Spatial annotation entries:

+++

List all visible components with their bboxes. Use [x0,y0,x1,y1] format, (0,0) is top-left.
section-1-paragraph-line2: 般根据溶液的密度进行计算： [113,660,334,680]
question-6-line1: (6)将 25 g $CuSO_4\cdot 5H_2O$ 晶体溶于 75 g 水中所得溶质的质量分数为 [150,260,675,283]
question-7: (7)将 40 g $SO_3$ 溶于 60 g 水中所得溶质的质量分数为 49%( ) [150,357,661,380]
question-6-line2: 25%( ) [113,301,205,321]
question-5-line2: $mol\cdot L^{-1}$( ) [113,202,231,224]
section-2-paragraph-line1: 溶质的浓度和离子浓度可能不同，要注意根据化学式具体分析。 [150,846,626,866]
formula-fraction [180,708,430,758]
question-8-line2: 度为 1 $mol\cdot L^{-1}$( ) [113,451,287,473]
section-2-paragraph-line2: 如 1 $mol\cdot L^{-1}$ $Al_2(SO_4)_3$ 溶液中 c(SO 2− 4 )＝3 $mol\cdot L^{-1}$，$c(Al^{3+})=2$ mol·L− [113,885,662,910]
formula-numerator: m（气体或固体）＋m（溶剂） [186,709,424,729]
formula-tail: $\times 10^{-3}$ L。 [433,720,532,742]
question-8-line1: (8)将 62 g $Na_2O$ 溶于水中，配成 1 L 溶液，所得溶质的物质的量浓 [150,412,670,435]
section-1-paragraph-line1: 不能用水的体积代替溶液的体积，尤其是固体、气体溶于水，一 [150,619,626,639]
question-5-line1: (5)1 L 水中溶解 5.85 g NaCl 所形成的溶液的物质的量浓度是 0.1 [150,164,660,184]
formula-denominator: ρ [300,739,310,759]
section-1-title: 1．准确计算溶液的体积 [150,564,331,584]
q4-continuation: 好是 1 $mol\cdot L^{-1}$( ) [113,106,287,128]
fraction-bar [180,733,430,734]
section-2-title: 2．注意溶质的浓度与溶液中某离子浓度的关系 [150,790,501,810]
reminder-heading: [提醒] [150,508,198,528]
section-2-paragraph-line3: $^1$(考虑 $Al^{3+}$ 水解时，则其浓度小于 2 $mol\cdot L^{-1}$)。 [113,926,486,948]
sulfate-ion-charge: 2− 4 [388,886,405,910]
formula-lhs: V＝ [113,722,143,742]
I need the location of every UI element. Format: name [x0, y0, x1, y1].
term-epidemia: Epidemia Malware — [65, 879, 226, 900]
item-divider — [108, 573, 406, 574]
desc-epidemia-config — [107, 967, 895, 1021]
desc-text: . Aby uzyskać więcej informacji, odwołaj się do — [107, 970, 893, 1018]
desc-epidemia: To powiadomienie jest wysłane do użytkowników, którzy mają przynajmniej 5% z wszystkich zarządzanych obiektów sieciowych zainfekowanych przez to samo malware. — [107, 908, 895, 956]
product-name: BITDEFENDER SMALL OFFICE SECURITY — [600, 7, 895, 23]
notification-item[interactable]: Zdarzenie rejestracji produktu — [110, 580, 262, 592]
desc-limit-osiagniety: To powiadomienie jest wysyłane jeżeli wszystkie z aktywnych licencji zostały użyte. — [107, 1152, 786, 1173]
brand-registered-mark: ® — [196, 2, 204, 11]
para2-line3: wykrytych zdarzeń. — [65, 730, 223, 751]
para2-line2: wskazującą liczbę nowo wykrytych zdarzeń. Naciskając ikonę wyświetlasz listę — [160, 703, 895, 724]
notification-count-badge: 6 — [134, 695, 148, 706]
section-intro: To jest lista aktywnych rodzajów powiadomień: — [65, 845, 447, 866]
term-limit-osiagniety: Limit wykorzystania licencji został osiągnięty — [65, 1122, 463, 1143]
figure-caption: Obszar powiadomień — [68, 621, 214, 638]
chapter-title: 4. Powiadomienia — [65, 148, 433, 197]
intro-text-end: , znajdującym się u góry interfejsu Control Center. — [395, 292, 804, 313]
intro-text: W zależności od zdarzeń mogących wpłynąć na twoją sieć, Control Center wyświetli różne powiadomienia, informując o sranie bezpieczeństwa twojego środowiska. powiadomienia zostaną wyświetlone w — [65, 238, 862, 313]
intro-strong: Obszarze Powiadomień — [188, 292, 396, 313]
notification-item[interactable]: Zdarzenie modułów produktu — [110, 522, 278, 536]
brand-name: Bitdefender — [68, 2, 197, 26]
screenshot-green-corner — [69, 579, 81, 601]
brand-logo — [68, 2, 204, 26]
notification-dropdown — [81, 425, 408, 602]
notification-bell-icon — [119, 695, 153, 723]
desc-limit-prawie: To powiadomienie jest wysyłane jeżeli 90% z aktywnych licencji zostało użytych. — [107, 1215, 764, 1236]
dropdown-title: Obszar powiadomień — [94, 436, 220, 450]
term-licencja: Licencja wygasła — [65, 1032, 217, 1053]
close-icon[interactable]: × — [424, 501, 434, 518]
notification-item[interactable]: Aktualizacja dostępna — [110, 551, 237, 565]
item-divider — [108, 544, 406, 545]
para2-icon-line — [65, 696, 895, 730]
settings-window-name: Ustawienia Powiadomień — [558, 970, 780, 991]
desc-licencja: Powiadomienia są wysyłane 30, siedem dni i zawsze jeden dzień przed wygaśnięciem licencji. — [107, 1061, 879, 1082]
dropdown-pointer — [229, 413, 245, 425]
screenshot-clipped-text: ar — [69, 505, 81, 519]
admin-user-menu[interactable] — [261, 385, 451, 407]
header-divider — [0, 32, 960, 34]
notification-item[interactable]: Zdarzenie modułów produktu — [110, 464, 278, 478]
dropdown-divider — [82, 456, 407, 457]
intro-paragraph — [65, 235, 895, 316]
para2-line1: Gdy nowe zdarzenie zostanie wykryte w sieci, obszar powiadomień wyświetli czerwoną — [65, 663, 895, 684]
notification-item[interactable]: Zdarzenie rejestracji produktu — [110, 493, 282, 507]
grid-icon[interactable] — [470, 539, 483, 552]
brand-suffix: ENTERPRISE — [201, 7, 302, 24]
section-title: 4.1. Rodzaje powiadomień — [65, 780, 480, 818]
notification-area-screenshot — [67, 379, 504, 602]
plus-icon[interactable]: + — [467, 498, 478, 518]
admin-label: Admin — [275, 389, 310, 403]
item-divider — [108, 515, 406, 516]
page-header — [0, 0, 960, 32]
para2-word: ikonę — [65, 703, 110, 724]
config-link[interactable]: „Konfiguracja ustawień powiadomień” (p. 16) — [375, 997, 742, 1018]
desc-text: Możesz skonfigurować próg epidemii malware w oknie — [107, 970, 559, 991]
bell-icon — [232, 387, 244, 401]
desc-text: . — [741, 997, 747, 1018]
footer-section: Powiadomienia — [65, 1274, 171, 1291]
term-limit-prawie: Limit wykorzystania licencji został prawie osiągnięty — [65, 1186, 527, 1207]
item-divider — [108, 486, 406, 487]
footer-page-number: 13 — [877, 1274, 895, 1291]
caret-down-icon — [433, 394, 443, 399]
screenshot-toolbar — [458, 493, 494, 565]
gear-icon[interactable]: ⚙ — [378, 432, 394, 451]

+++

> **What to produce**: Reproduce all of the entries above word for word, keeping every line unchanged.

> **Full response**:
List all visible components with their bboxes. Use [x0,y0,x1,y1] format, (0,0) is top-left.
section-1-paragraph-line2: 般根据溶液的密度进行计算： [113,660,334,680]
question-6-line1: (6)将 25 g $CuSO_4\cdot 5H_2O$ 晶体溶于 75 g 水中所得溶质的质量分数为 [150,260,675,283]
question-7: (7)将 40 g $SO_3$ 溶于 60 g 水中所得溶质的质量分数为 49%( ) [150,357,661,380]
question-6-line2: 25%( ) [113,301,205,321]
question-5-line2: $mol\cdot L^{-1}$( ) [113,202,231,224]
section-2-paragraph-line1: 溶质的浓度和离子浓度可能不同，要注意根据化学式具体分析。 [150,846,626,866]
formula-fraction [180,708,430,758]
question-8-line2: 度为 1 $mol\cdot L^{-1}$( ) [113,451,287,473]
section-2-paragraph-line2: 如 1 $mol\cdot L^{-1}$ $Al_2(SO_4)_3$ 溶液中 c(SO 2− 4 )＝3 $mol\cdot L^{-1}$，$c(Al^{3+})=2$ mol·L− [113,885,662,910]
formula-numerator: m（气体或固体）＋m（溶剂） [186,709,424,729]
formula-tail: $\times 10^{-3}$ L。 [433,720,532,742]
question-8-line1: (8)将 62 g $Na_2O$ 溶于水中，配成 1 L 溶液，所得溶质的物质的量浓 [150,412,670,435]
section-1-paragraph-line1: 不能用水的体积代替溶液的体积，尤其是固体、气体溶于水，一 [150,619,626,639]
question-5-line1: (5)1 L 水中溶解 5.85 g NaCl 所形成的溶液的物质的量浓度是 0.1 [150,164,660,184]
formula-denominator: ρ [300,739,310,759]
section-1-title: 1．准确计算溶液的体积 [150,564,331,584]
q4-continuation: 好是 1 $mol\cdot L^{-1}$( ) [113,106,287,128]
fraction-bar [180,733,430,734]
section-2-title: 2．注意溶质的浓度与溶液中某离子浓度的关系 [150,790,501,810]
reminder-heading: [提醒] [150,508,198,528]
section-2-paragraph-line3: $^1$(考虑 $Al^{3+}$ 水解时，则其浓度小于 2 $mol\cdot L^{-1}$)。 [113,926,486,948]
sulfate-ion-charge: 2− 4 [388,886,405,910]
formula-lhs: V＝ [113,722,143,742]
I need the location of every UI element. Format: name [x0, y0, x1, y1].
term-epidemia: Epidemia Malware — [65, 879, 226, 900]
item-divider — [108, 573, 406, 574]
desc-epidemia-config — [107, 967, 895, 1021]
desc-text: . Aby uzyskać więcej informacji, odwołaj się do — [107, 970, 893, 1018]
desc-epidemia: To powiadomienie jest wysłane do użytkowników, którzy mają przynajmniej 5% z wszystkich zarządzanych obiektów sieciowych zainfekowanych przez to samo malware. — [107, 908, 895, 956]
product-name: BITDEFENDER SMALL OFFICE SECURITY — [600, 7, 895, 23]
notification-item[interactable]: Zdarzenie rejestracji produktu — [110, 580, 262, 592]
desc-limit-osiagniety: To powiadomienie jest wysyłane jeżeli wszystkie z aktywnych licencji zostały użyte. — [107, 1152, 786, 1173]
brand-registered-mark: ® — [196, 2, 204, 11]
para2-line3: wykrytych zdarzeń. — [65, 730, 223, 751]
para2-line2: wskazującą liczbę nowo wykrytych zdarzeń. Naciskając ikonę wyświetlasz listę — [160, 703, 895, 724]
notification-count-badge: 6 — [134, 695, 148, 706]
section-intro: To jest lista aktywnych rodzajów powiadomień: — [65, 845, 447, 866]
term-limit-osiagniety: Limit wykorzystania licencji został osiągnięty — [65, 1122, 463, 1143]
figure-caption: Obszar powiadomień — [68, 621, 214, 638]
chapter-title: 4. Powiadomienia — [65, 148, 433, 197]
intro-text-end: , znajdującym się u góry interfejsu Control Center. — [395, 292, 804, 313]
intro-text: W zależności od zdarzeń mogących wpłynąć na twoją sieć, Control Center wyświetli różne powiadomienia, informując o sranie bezpieczeństwa twojego środowiska. powiadomienia zostaną wyświetlone w — [65, 238, 862, 313]
intro-strong: Obszarze Powiadomień — [188, 292, 396, 313]
notification-item[interactable]: Zdarzenie modułów produktu — [110, 522, 278, 536]
brand-name: Bitdefender — [68, 2, 197, 26]
screenshot-green-corner — [69, 579, 81, 601]
brand-logo — [68, 2, 204, 26]
notification-dropdown — [81, 425, 408, 602]
notification-bell-icon — [119, 695, 153, 723]
desc-limit-prawie: To powiadomienie jest wysyłane jeżeli 90% z aktywnych licencji zostało użytych. — [107, 1215, 764, 1236]
dropdown-title: Obszar powiadomień — [94, 436, 220, 450]
term-licencja: Licencja wygasła — [65, 1032, 217, 1053]
close-icon[interactable]: × — [424, 501, 434, 518]
notification-item[interactable]: Aktualizacja dostępna — [110, 551, 237, 565]
item-divider — [108, 544, 406, 545]
para2-icon-line — [65, 696, 895, 730]
settings-window-name: Ustawienia Powiadomień — [558, 970, 780, 991]
desc-licencja: Powiadomienia są wysyłane 30, siedem dni i zawsze jeden dzień przed wygaśnięciem licencji. — [107, 1061, 879, 1082]
dropdown-pointer — [229, 413, 245, 425]
screenshot-clipped-text: ar — [69, 505, 81, 519]
admin-user-menu[interactable] — [261, 385, 451, 407]
header-divider — [0, 32, 960, 34]
notification-item[interactable]: Zdarzenie modułów produktu — [110, 464, 278, 478]
dropdown-divider — [82, 456, 407, 457]
intro-paragraph — [65, 235, 895, 316]
para2-line1: Gdy nowe zdarzenie zostanie wykryte w sieci, obszar powiadomień wyświetli czerwoną — [65, 663, 895, 684]
notification-item[interactable]: Zdarzenie rejestracji produktu — [110, 493, 282, 507]
grid-icon[interactable] — [470, 539, 483, 552]
brand-suffix: ENTERPRISE — [201, 7, 302, 24]
section-title: 4.1. Rodzaje powiadomień — [65, 780, 480, 818]
notification-area-screenshot — [67, 379, 504, 602]
plus-icon[interactable]: + — [467, 498, 478, 518]
admin-label: Admin — [275, 389, 310, 403]
item-divider — [108, 515, 406, 516]
page-header — [0, 0, 960, 32]
para2-word: ikonę — [65, 703, 110, 724]
config-link[interactable]: „Konfiguracja ustawień powiadomień” (p. 16) — [375, 997, 742, 1018]
desc-text: Możesz skonfigurować próg epidemii malware w oknie — [107, 970, 559, 991]
bell-icon — [232, 387, 244, 401]
desc-text: . — [741, 997, 747, 1018]
footer-section: Powiadomienia — [65, 1274, 171, 1291]
term-limit-prawie: Limit wykorzystania licencji został prawie osiągnięty — [65, 1186, 527, 1207]
item-divider — [108, 486, 406, 487]
footer-page-number: 13 — [877, 1274, 895, 1291]
caret-down-icon — [433, 394, 443, 399]
screenshot-toolbar — [458, 493, 494, 565]
gear-icon[interactable]: ⚙ — [378, 432, 394, 451]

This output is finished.